What to produce.
Each entry below must be repeated word for word.

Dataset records

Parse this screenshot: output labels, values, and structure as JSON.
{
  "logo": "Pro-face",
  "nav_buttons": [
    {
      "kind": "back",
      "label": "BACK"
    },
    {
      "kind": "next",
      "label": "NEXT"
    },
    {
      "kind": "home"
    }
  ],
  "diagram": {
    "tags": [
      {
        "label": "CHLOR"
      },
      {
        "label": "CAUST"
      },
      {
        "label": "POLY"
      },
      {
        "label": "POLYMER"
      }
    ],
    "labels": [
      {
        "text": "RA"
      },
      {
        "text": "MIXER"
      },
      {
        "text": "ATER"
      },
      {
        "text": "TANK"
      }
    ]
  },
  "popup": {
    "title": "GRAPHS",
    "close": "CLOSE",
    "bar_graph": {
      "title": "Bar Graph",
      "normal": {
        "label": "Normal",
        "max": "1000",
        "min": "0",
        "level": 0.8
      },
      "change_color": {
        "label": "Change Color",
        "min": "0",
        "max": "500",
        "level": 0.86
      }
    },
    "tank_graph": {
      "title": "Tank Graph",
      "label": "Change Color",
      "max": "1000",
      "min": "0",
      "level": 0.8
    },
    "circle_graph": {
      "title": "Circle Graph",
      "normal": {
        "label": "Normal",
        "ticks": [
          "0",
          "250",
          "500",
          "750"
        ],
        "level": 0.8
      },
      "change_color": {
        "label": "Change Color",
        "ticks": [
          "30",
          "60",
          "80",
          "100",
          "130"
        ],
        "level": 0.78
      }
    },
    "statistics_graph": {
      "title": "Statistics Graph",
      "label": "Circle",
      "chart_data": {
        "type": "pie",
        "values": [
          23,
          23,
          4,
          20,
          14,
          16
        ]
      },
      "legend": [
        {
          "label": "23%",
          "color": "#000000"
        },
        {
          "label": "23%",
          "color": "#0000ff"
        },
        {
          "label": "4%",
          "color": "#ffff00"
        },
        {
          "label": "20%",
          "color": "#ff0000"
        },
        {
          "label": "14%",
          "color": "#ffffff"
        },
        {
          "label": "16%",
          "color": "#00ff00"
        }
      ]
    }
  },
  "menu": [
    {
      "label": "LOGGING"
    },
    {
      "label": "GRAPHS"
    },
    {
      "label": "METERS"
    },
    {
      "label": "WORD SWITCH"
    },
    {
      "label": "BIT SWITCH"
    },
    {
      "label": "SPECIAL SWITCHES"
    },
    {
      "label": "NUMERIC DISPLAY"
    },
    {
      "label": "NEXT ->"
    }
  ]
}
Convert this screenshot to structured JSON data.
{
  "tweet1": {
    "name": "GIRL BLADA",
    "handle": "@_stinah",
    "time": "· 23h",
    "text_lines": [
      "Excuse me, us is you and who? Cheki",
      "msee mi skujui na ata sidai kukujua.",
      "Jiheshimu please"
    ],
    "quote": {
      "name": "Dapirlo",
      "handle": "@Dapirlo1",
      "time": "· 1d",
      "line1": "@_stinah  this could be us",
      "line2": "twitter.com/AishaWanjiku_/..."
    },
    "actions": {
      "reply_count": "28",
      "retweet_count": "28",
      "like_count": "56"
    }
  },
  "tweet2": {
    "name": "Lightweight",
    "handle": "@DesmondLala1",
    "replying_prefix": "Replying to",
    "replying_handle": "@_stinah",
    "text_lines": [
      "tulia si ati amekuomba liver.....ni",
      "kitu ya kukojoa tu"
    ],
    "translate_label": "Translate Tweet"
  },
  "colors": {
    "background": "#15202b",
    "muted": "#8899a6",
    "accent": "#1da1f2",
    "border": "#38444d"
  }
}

Final result.
Parse this screenshot: output labels, values, and structure as JSON.
{
  "logo": "Pro-face",
  "nav_buttons": [
    {
      "kind": "back",
      "label": "BACK"
    },
    {
      "kind": "next",
      "label": "NEXT"
    },
    {
      "kind": "home"
    }
  ],
  "diagram": {
    "tags": [
      {
        "label": "CHLOR"
      },
      {
        "label": "CAUST"
      },
      {
        "label": "POLY"
      },
      {
        "label": "POLYMER"
      }
    ],
    "labels": [
      {
        "text": "RA"
      },
      {
        "text": "MIXER"
      },
      {
        "text": "ATER"
      },
      {
        "text": "TANK"
      }
    ]
  },
  "popup": {
    "title": "GRAPHS",
    "close": "CLOSE",
    "bar_graph": {
      "title": "Bar Graph",
      "normal": {
        "label": "Normal",
        "max": "1000",
        "min": "0",
        "level": 0.8
      },
      "change_color": {
        "label": "Change Color",
        "min": "0",
        "max": "500",
        "level": 0.86
      }
    },
    "tank_graph": {
      "title": "Tank Graph",
      "label": "Change Color",
      "max": "1000",
      "min": "0",
      "level": 0.8
    },
    "circle_graph": {
      "title": "Circle Graph",
      "normal": {
        "label": "Normal",
        "ticks": [
          "0",
          "250",
          "500",
          "750"
        ],
        "level": 0.8
      },
      "change_color": {
        "label": "Change Color",
        "ticks": [
          "30",
          "60",
          "80",
          "100",
          "130"
        ],
        "level": 0.78
      }
    },
    "statistics_graph": {
      "title": "Statistics Graph",
      "label": "Circle",
      "chart_data": {
        "type": "pie",
        "values": [
          23,
          23,
          4,
          20,
          14,
          16
        ]
      },
      "legend": [
        {
          "label": "23%",
          "color": "#000000"
        },
        {
          "label": "23%",
          "color": "#0000ff"
        },
        {
          "label": "4%",
          "color": "#ffff00"
        },
        {
          "label": "20%",
          "color": "#ff0000"
        },
        {
          "label": "14%",
          "color": "#ffffff"
        },
        {
          "label": "16%",
          "color": "#00ff00"
        }
      ]
    }
  },
  "menu": [
    {
      "label": "LOGGING"
    },
    {
      "label": "GRAPHS"
    },
    {
      "label": "METERS"
    },
    {
      "label": "WORD SWITCH"
    },
    {
      "label": "BIT SWITCH"
    },
    {
      "label": "SPECIAL SWITCHES"
    },
    {
      "label": "NUMERIC DISPLAY"
    },
    {
      "label": "NEXT ->"
    }
  ]
}
Convert this screenshot to structured JSON data.
{
  "tweet1": {
    "name": "GIRL BLADA",
    "handle": "@_stinah",
    "time": "· 23h",
    "text_lines": [
      "Excuse me, us is you and who? Cheki",
      "msee mi skujui na ata sidai kukujua.",
      "Jiheshimu please"
    ],
    "quote": {
      "name": "Dapirlo",
      "handle": "@Dapirlo1",
      "time": "· 1d",
      "line1": "@_stinah  this could be us",
      "line2": "twitter.com/AishaWanjiku_/..."
    },
    "actions": {
      "reply_count": "28",
      "retweet_count": "28",
      "like_count": "56"
    }
  },
  "tweet2": {
    "name": "Lightweight",
    "handle": "@DesmondLala1",
    "replying_prefix": "Replying to",
    "replying_handle": "@_stinah",
    "text_lines": [
      "tulia si ati amekuomba liver.....ni",
      "kitu ya kukojoa tu"
    ],
    "translate_label": "Translate Tweet"
  },
  "colors": {
    "background": "#15202b",
    "muted": "#8899a6",
    "accent": "#1da1f2",
    "border": "#38444d"
  }
}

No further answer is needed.